* [Problem details]
Pick every line from the data that holds the word "millions".

* [Raw data]

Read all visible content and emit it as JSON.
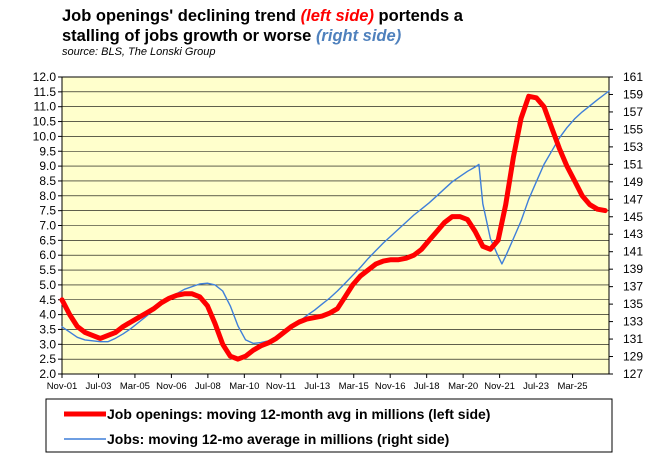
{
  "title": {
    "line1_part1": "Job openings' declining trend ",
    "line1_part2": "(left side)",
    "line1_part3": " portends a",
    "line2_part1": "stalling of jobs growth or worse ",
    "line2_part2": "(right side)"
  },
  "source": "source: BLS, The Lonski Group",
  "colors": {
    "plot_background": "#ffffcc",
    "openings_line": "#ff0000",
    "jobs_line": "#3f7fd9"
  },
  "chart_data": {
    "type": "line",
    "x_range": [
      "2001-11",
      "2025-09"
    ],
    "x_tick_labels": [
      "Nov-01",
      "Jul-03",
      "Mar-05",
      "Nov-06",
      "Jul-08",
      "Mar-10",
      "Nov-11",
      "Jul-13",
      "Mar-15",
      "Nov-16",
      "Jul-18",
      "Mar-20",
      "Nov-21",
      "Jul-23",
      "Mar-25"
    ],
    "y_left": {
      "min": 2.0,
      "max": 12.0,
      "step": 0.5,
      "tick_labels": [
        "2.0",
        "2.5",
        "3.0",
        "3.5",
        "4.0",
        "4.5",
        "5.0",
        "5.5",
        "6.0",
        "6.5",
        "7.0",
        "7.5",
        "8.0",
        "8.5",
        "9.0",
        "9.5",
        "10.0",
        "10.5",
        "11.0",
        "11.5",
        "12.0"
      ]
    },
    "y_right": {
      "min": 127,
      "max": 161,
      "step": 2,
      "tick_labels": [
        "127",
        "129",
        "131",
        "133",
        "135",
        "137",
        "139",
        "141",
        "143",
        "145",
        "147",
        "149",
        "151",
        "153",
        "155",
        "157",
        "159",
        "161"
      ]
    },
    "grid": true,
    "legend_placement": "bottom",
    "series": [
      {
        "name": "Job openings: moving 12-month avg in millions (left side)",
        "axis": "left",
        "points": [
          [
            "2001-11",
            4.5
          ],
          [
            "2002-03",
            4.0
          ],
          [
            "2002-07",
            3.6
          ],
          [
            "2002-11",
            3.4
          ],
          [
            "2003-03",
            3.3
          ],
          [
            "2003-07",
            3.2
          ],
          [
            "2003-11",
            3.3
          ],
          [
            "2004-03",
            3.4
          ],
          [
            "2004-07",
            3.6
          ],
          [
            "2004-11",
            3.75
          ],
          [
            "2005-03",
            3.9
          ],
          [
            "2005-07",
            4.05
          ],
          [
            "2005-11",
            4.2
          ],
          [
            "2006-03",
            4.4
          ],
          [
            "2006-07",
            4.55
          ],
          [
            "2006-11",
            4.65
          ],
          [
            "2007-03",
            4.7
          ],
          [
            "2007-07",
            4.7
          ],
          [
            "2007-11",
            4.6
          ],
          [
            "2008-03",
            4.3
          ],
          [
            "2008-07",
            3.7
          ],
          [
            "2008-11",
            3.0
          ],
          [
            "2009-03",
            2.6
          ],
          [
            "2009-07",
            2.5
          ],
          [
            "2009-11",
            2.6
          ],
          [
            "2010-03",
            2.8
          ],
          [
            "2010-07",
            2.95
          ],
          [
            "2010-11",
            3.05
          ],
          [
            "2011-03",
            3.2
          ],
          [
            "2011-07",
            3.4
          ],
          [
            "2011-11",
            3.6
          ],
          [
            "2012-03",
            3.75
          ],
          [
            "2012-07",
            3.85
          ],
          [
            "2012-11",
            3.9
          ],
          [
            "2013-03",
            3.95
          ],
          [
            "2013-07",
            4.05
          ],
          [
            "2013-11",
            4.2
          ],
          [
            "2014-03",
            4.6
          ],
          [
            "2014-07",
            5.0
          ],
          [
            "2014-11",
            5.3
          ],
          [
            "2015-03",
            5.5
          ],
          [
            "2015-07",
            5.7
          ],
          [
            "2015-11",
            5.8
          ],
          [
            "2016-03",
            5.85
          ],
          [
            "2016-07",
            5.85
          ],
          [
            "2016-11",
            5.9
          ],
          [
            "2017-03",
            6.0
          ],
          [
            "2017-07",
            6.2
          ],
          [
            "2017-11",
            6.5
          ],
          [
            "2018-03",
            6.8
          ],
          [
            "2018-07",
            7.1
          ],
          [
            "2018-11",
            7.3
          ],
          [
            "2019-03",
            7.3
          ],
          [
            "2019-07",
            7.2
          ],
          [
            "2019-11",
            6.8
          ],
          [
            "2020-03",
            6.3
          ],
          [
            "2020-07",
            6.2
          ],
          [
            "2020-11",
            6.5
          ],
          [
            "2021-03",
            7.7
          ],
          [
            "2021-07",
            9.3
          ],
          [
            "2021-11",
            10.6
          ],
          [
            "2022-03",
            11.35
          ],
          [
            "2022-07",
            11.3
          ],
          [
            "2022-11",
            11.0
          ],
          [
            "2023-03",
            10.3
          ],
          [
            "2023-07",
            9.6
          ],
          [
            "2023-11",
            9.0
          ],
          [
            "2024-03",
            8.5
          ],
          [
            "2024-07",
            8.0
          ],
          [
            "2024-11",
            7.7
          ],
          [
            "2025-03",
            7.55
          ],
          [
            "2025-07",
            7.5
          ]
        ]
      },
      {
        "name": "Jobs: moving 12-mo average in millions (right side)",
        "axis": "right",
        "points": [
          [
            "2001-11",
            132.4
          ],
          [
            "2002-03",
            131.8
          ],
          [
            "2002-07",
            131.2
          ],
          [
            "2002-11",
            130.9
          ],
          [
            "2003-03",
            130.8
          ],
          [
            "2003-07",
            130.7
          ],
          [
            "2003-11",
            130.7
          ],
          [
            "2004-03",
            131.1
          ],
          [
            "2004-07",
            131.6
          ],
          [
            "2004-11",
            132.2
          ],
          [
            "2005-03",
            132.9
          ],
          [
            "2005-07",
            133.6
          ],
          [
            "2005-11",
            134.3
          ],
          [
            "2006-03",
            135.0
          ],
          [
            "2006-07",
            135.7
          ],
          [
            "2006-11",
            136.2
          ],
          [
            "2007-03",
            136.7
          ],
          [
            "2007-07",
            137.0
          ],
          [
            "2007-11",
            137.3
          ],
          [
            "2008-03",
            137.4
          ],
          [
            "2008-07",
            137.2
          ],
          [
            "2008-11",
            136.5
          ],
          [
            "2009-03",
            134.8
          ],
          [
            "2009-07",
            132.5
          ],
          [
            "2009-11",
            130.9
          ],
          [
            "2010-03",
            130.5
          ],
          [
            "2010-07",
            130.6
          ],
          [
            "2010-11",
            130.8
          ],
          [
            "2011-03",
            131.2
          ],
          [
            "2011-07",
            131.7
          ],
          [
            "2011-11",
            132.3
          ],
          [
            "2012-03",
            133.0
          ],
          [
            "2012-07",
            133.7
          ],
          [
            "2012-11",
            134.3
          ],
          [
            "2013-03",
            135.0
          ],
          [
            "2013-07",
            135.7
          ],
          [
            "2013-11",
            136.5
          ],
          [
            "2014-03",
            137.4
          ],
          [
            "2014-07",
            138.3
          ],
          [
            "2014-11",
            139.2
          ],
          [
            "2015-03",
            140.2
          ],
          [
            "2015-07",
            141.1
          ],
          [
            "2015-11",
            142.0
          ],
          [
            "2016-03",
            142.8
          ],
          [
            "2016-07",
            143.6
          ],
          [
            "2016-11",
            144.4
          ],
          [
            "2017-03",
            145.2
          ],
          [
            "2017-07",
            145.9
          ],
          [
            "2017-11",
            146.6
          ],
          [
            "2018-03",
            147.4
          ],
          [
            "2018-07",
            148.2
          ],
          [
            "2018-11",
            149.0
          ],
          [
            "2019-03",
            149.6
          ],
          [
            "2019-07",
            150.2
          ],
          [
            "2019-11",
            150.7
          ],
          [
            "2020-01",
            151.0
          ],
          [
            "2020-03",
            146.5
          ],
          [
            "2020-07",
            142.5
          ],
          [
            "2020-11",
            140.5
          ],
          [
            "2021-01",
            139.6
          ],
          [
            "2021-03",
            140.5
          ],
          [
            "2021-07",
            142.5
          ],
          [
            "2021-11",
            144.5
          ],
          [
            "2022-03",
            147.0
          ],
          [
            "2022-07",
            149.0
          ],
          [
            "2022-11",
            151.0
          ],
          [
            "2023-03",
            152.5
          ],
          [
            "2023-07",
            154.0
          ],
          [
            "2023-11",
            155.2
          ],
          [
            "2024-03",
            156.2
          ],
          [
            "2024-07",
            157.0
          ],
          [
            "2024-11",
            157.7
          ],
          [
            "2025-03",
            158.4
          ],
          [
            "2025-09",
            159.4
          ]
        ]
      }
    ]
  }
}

* [Written reply]
        "name": "Job openings: moving 12-month avg in millions (left side)",
        "name": "Jobs: moving 12-mo average in millions (right side)",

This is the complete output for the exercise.